++++ Dataset extract ++++

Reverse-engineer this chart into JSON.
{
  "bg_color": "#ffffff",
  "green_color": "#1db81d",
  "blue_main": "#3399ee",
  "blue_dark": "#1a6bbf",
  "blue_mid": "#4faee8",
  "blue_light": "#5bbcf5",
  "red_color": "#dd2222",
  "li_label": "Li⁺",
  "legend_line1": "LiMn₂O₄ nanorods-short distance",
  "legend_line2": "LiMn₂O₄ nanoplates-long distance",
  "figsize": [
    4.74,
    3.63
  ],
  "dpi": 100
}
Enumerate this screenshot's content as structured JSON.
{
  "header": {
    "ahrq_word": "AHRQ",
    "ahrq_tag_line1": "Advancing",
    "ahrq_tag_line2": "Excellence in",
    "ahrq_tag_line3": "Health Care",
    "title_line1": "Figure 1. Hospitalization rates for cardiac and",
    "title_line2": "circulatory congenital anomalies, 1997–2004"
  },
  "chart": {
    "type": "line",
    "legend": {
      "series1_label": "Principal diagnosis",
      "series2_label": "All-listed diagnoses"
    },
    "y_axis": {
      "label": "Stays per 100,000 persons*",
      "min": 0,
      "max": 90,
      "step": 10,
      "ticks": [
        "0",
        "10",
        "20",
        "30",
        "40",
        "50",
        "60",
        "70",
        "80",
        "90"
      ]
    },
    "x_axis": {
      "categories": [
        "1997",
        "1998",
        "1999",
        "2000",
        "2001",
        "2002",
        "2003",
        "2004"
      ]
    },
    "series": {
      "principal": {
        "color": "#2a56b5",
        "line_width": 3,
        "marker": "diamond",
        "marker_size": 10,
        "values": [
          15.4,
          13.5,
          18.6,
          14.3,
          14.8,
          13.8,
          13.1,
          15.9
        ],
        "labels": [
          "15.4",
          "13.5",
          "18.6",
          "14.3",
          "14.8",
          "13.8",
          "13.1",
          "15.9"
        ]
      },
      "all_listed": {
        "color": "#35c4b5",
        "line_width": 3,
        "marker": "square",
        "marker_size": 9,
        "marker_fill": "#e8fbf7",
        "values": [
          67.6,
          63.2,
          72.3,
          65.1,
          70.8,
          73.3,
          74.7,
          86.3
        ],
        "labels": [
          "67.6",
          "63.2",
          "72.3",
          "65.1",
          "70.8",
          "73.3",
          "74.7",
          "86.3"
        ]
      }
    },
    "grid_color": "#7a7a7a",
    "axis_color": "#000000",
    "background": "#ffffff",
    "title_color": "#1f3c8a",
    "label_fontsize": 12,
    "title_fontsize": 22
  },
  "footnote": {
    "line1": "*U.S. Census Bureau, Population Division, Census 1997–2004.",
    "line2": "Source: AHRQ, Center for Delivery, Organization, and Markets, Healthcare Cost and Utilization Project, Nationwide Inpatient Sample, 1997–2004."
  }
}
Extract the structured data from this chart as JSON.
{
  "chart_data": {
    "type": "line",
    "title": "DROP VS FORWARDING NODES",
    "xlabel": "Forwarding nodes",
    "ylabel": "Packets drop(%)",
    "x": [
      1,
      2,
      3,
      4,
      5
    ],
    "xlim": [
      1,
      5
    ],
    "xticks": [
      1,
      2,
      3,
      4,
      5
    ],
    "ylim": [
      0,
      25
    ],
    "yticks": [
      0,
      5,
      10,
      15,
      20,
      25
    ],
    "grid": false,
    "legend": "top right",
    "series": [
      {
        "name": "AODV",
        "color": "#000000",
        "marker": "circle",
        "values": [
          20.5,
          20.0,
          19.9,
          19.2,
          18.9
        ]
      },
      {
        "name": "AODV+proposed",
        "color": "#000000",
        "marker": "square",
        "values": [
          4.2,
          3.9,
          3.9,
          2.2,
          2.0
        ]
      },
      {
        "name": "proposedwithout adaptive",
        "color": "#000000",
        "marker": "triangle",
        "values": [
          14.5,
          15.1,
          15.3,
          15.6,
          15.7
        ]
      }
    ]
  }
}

++++

_Work required:_
Reproduce precisely the span of lines that begins at the line containing "Extract the structured" and ends with the last line of the listing.

_Response below:_
Extract the structured data from this chart as JSON.
{
  "chart_data": {
    "type": "line",
    "title": "DROP VS FORWARDING NODES",
    "xlabel": "Forwarding nodes",
    "ylabel": "Packets drop(%)",
    "x": [
      1,
      2,
      3,
      4,
      5
    ],
    "xlim": [
      1,
      5
    ],
    "xticks": [
      1,
      2,
      3,
      4,
      5
    ],
    "ylim": [
      0,
      25
    ],
    "yticks": [
      0,
      5,
      10,
      15,
      20,
      25
    ],
    "grid": false,
    "legend": "top right",
    "series": [
      {
        "name": "AODV",
        "color": "#000000",
        "marker": "circle",
        "values": [
          20.5,
          20.0,
          19.9,
          19.2,
          18.9
        ]
      },
      {
        "name": "AODV+proposed",
        "color": "#000000",
        "marker": "square",
        "values": [
          4.2,
          3.9,
          3.9,
          2.2,
          2.0
        ]
      },
      {
        "name": "proposedwithout adaptive",
        "color": "#000000",
        "marker": "triangle",
        "values": [
          14.5,
          15.1,
          15.3,
          15.6,
          15.7
        ]
      }
    ]
  }
}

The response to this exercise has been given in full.